** BEGIN **

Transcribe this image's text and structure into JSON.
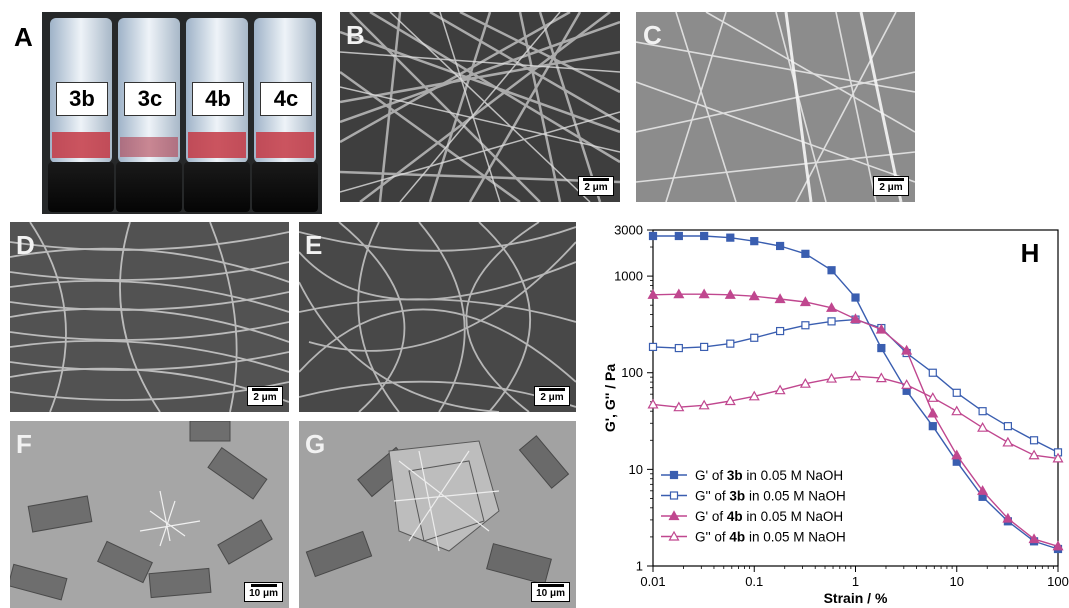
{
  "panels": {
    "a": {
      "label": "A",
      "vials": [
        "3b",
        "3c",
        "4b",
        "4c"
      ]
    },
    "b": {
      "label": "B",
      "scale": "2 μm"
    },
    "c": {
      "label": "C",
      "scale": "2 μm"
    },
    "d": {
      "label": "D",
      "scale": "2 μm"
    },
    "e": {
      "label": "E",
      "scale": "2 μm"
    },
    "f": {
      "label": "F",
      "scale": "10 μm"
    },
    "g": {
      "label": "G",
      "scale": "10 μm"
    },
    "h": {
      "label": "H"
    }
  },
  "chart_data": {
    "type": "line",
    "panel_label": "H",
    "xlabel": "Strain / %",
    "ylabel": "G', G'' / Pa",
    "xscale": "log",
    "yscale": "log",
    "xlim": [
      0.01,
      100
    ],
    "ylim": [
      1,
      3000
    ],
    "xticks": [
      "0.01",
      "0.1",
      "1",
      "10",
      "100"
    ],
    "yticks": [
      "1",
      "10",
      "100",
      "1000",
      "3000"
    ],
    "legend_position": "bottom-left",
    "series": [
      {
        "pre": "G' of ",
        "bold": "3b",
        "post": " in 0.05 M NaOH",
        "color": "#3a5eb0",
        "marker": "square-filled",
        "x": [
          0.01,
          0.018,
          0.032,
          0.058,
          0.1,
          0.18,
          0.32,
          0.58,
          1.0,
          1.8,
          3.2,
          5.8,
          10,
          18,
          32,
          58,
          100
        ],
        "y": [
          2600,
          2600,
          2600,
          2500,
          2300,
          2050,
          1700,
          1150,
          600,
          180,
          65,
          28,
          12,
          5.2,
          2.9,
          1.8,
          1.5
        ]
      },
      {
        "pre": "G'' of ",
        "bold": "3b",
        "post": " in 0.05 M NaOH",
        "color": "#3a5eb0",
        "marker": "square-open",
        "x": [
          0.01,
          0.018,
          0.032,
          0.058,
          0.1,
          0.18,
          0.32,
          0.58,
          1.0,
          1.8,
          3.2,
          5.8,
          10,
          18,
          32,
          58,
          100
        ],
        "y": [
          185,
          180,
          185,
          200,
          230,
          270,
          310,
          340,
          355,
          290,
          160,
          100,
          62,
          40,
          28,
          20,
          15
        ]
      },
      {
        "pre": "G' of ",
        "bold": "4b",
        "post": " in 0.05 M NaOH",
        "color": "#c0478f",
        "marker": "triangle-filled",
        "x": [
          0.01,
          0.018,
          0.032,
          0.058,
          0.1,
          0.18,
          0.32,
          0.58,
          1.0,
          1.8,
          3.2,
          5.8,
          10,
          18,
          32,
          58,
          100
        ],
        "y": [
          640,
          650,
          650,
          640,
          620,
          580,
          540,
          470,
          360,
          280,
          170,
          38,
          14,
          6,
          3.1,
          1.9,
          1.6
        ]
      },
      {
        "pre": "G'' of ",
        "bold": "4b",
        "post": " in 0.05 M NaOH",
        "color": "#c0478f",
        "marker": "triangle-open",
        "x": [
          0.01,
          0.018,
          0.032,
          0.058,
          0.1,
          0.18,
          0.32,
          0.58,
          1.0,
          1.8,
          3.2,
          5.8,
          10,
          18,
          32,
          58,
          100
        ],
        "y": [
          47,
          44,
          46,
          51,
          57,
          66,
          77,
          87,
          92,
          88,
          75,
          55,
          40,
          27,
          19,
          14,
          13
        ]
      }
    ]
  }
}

** END **
** BEGIN **

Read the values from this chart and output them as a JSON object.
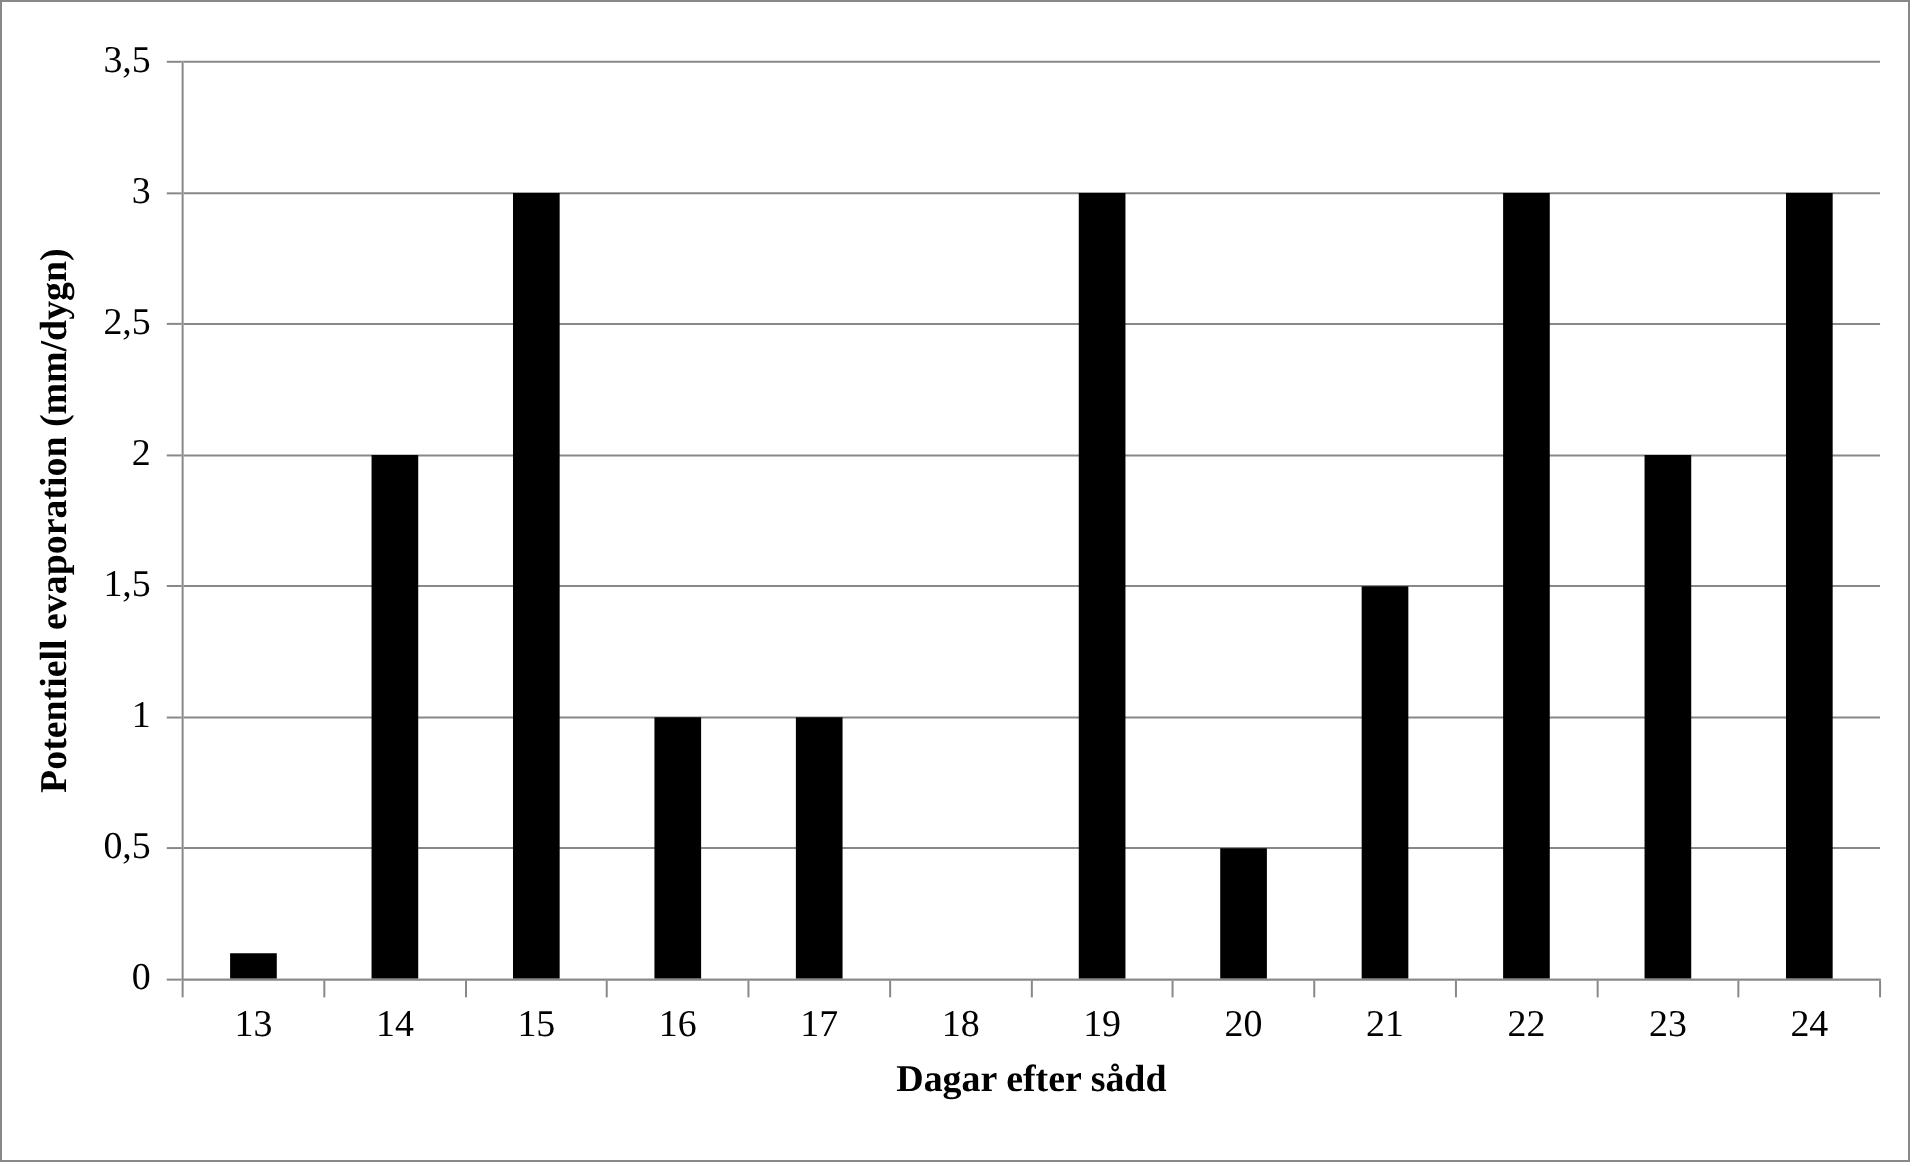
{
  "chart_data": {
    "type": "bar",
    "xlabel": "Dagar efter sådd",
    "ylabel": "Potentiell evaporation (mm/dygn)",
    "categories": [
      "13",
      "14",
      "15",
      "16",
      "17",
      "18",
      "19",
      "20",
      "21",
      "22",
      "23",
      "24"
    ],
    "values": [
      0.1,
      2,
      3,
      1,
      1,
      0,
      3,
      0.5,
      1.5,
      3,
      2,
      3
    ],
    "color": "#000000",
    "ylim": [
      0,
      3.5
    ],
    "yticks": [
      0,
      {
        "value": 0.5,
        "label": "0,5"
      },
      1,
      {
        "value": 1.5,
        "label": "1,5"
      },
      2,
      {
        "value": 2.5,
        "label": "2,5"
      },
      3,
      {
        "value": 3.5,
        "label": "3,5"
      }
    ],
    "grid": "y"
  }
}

** END **

Challenge: Which lines contain "ylabel"? Show each of them.

Solved problem:
    "ylabel": "G', G'' / Pa",
    "ylabel": "Potentiell evaporation (mm/dygn)",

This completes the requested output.